Task:
Wherever the word "agrees" appears in a line, extract that line.

[Data records]

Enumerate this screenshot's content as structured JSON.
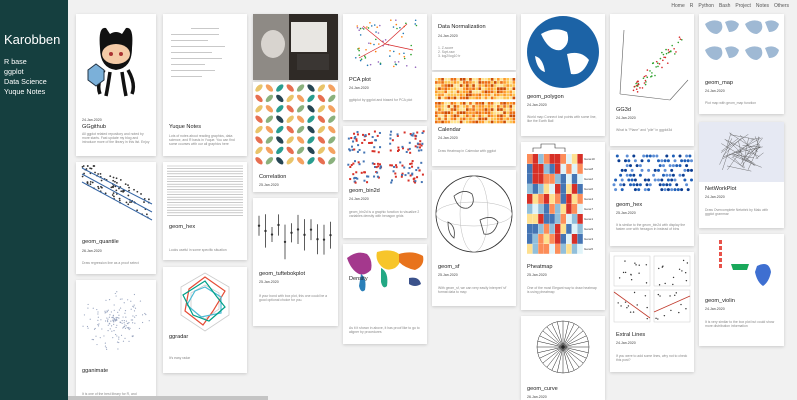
{
  "sidebar": {
    "title": "Karobben",
    "menu": [
      "R base",
      "ggplot",
      "Data Science",
      "Yuque Notes"
    ]
  },
  "topnav": [
    "Home",
    "R",
    "Python",
    "Bash",
    "Project",
    "Notes",
    "Others"
  ],
  "cards": {
    "ggithub": {
      "title": "GGgithub",
      "date": "24.Jan.2020",
      "desc": "All ggplot related repository and noted by more starts. Fast update my blog and introduce more of the library in this list. Enjoy"
    },
    "quantile": {
      "title": "geom_quantile",
      "date": "26.Jan.2020",
      "desc": "Draw regression line as a proof select"
    },
    "ggplot_anim": {
      "title": "gganimate",
      "date": "",
      "desc": "It is one of the best library for R, and"
    },
    "yuque": {
      "title": "Yuque Notes",
      "date": "",
      "desc": "Lots of notes about reading graphics, data science, and R basis in Yuque. You can find some courses with our all graphics here"
    },
    "hex": {
      "title": "geom_hex",
      "date": "",
      "desc": "Looks useful in some specific situation"
    },
    "radar": {
      "title": "ggradar",
      "date": "",
      "desc": "It's easy radar"
    },
    "correlation": {
      "title": "Correlation",
      "date": "25.Jan.2020",
      "desc": ""
    },
    "tufte": {
      "title": "geom_tuftebokplot",
      "date": "25.Jan.2020",
      "desc": "If your bond with box plot, this one could be a good optional choice for you."
    },
    "pca": {
      "title": "PCA plot",
      "date": "24.Jan.2020",
      "desc": "ggbiplot by ggplot and biased for PCA plot"
    },
    "bin2d": {
      "title": "geom_bin2d",
      "date": "24.Jan.2020",
      "desc": "geom_bin2d is a graphic function to visualize 2 variables density with hexagon grids"
    },
    "density": {
      "title": "Density",
      "date": "25.Jan.2020",
      "desc": "As it it shown in above, it has proof like to go to aligner by procedures"
    },
    "datanorm": {
      "title": "Data Normalization",
      "date": "24.Jan.2020",
      "desc": "1. Z-score\n2. Sqrt-raw\n3. log2/log10 tr"
    },
    "calendar": {
      "title": "Calendar",
      "date": "24.Jan.2020",
      "desc": "Draw Heatmap in Calendar with ggplot"
    },
    "geomsf": {
      "title": "geom_sf",
      "date": "25.Jan.2020",
      "desc": "With geom_sf, we can very easily interpret 'sf' format data to map"
    },
    "polygon": {
      "title": "geom_polygon",
      "date": "24.Jan.2020",
      "desc": "World map Connect lost points with some line, like the Earth Ball"
    },
    "pheatmap": {
      "title": "Pheatmap",
      "date": "25.Jan.2020",
      "desc": "One of the most Elegant way to draw heatmap is using pheatmap"
    },
    "curve": {
      "title": "geom_curve",
      "date": "26.Jan.2020",
      "desc": ""
    },
    "gg3d": {
      "title": "GG3d",
      "date": "24.Jan.2020",
      "desc": "What is \"Plane\" and \"pile\" in ggplot3d"
    },
    "geomhex2": {
      "title": "geom_hex",
      "date": "25.Jan.2020",
      "desc": "It is similar to the geom_bin2d with display the fasten one with hexagon in instead of bins"
    },
    "extralines": {
      "title": "Extral Lines",
      "date": "24.Jan.2020",
      "desc": "If you were to add some lines, why not to check this post?"
    },
    "geommap": {
      "title": "geom_map",
      "date": "24.Jan.2020",
      "desc": "Plot map with geom_map function"
    },
    "network": {
      "title": "NetWorkPlot",
      "date": "24.Jan.2020",
      "desc": "Draw Overcomplete Netwbrk by Malu with ggplot grammar"
    },
    "violin": {
      "title": "geom_violin",
      "date": "24.Jan.2020",
      "desc": "It is very similar to the box plot but could show more distribution information"
    }
  },
  "pheatmap_labels": [
    "Gene10",
    "Gene8",
    "Gene2",
    "Gene6",
    "Gene4",
    "Gene7",
    "Gene1",
    "Gene9",
    "Gene3",
    "Gene5"
  ],
  "colors": {
    "sidebar_bg": "#153f3f",
    "accent_orange": "#e68a2e"
  }
}
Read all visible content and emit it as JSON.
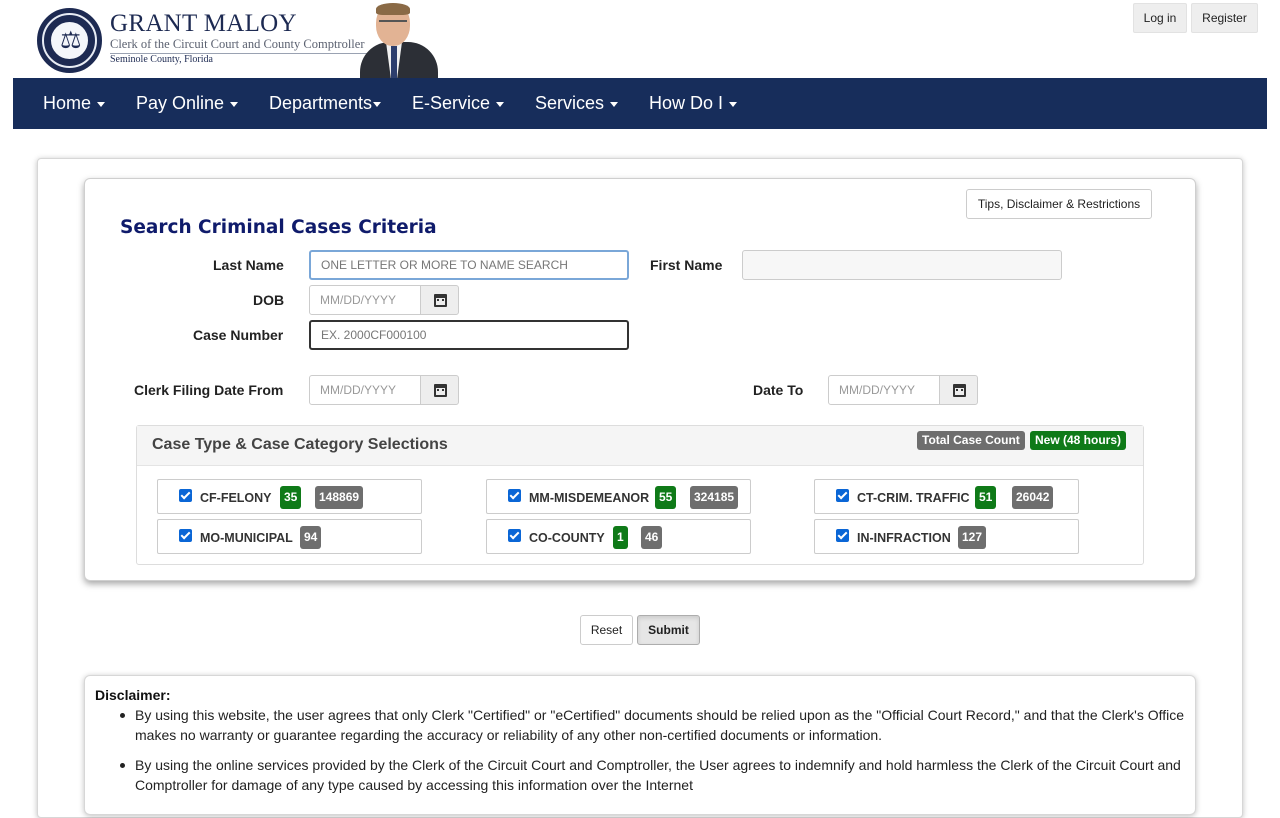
{
  "header": {
    "brand_name": "GRANT MALOY",
    "brand_subtitle": "Clerk of the Circuit Court and County Comptroller",
    "brand_county": "Seminole County, Florida",
    "login_label": "Log in",
    "register_label": "Register",
    "seal_icon": "county-seal-icon"
  },
  "nav": {
    "items": [
      {
        "label": "Home"
      },
      {
        "label": "Pay Online"
      },
      {
        "label": "Departments"
      },
      {
        "label": "E-Service"
      },
      {
        "label": "Services"
      },
      {
        "label": "How Do I"
      }
    ],
    "background": "#172d5b"
  },
  "form": {
    "tips_label": "Tips, Disclaimer & Restrictions",
    "title": "Search Criminal Cases Criteria",
    "last_name_label": "Last Name",
    "last_name_placeholder": "ONE LETTER OR MORE TO NAME SEARCH",
    "first_name_label": "First Name",
    "first_name_value": "",
    "dob_label": "DOB",
    "dob_placeholder": "MM/DD/YYYY",
    "case_number_label": "Case Number",
    "case_number_placeholder": "EX. 2000CF000100",
    "filing_from_label": "Clerk Filing Date From",
    "filing_from_placeholder": "MM/DD/YYYY",
    "date_to_label": "Date To",
    "date_to_placeholder": "MM/DD/YYYY",
    "title_color": "#0f1b6b"
  },
  "case_types": {
    "title": "Case Type & Case Category Selections",
    "total_badge": "Total Case Count",
    "new_badge": "New (48 hours)",
    "items": [
      {
        "label": "CF-FELONY",
        "checked": true,
        "new": "35",
        "total": "148869"
      },
      {
        "label": "MM-MISDEMEANOR",
        "checked": true,
        "new": "55",
        "total": "324185"
      },
      {
        "label": "CT-CRIM. TRAFFIC",
        "checked": true,
        "new": "51",
        "total": "26042"
      },
      {
        "label": "MO-MUNICIPAL",
        "checked": true,
        "new": "",
        "total": "94"
      },
      {
        "label": "CO-COUNTY",
        "checked": true,
        "new": "1",
        "total": "46"
      },
      {
        "label": "IN-INFRACTION",
        "checked": true,
        "new": "",
        "total": "127"
      }
    ],
    "green": "#0f7a18",
    "grey": "#6e6e6e"
  },
  "actions": {
    "reset_label": "Reset",
    "submit_label": "Submit"
  },
  "disclaimer": {
    "title": "Disclaimer:",
    "items": [
      {
        "line1": "By using this website, the user agrees that only Clerk \"Certified\" or \"eCertified\" documents should be relied upon as the \"Official Court Record,\" and that the Clerk's Office",
        "line2": "makes no warranty or guarantee regarding the accuracy or reliability of any other non-certified documents or information."
      },
      {
        "line1": "By using the online services provided by the Clerk of the Circuit Court and Comptroller, the User agrees to indemnify and hold harmless the Clerk of the Circuit Court and",
        "line2": "Comptroller for damage of any type caused by accessing this information over the Internet"
      }
    ]
  }
}
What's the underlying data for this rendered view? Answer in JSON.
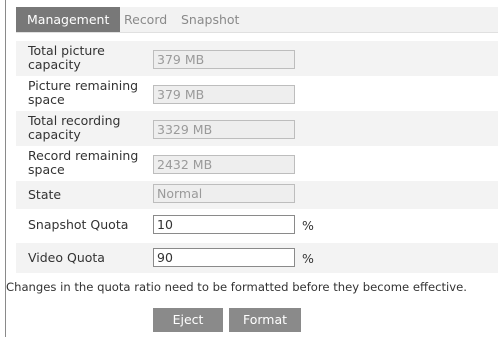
{
  "tabs": [
    {
      "label": "Management",
      "active": true
    },
    {
      "label": "Record",
      "active": false
    },
    {
      "label": "Snapshot",
      "active": false
    }
  ],
  "fields": {
    "total_picture_capacity": {
      "label": "Total picture capacity",
      "value": "379 MB"
    },
    "picture_remaining_space": {
      "label": "Picture remaining space",
      "value": "379 MB"
    },
    "total_recording_capacity": {
      "label": "Total recording capacity",
      "value": "3329 MB"
    },
    "record_remaining_space": {
      "label": "Record remaining space",
      "value": "2432 MB"
    },
    "state": {
      "label": "State",
      "value": "Normal"
    },
    "snapshot_quota": {
      "label": "Snapshot Quota",
      "value": "10",
      "unit": "%"
    },
    "video_quota": {
      "label": "Video Quota",
      "value": "90",
      "unit": "%"
    }
  },
  "note": "Changes in the quota ratio need to be formatted before they become effective.",
  "buttons": {
    "eject": "Eject",
    "format": "Format"
  },
  "colors": {
    "active_tab": "#787878",
    "button": "#8a8a8a",
    "row_shade": "#f3f3f3"
  }
}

Exercise result:
        "line1": "By using this website, the user agrees that only Clerk \"Certified\" or \"eCertified\" documents should be relied upon as the \"Official Court Record,\" and that the Clerk's Office",
        "line1": "By using the online services provided by the Clerk of the Circuit Court and Comptroller, the User agrees to indemnify and hold harmless the Clerk of the Circuit Court and",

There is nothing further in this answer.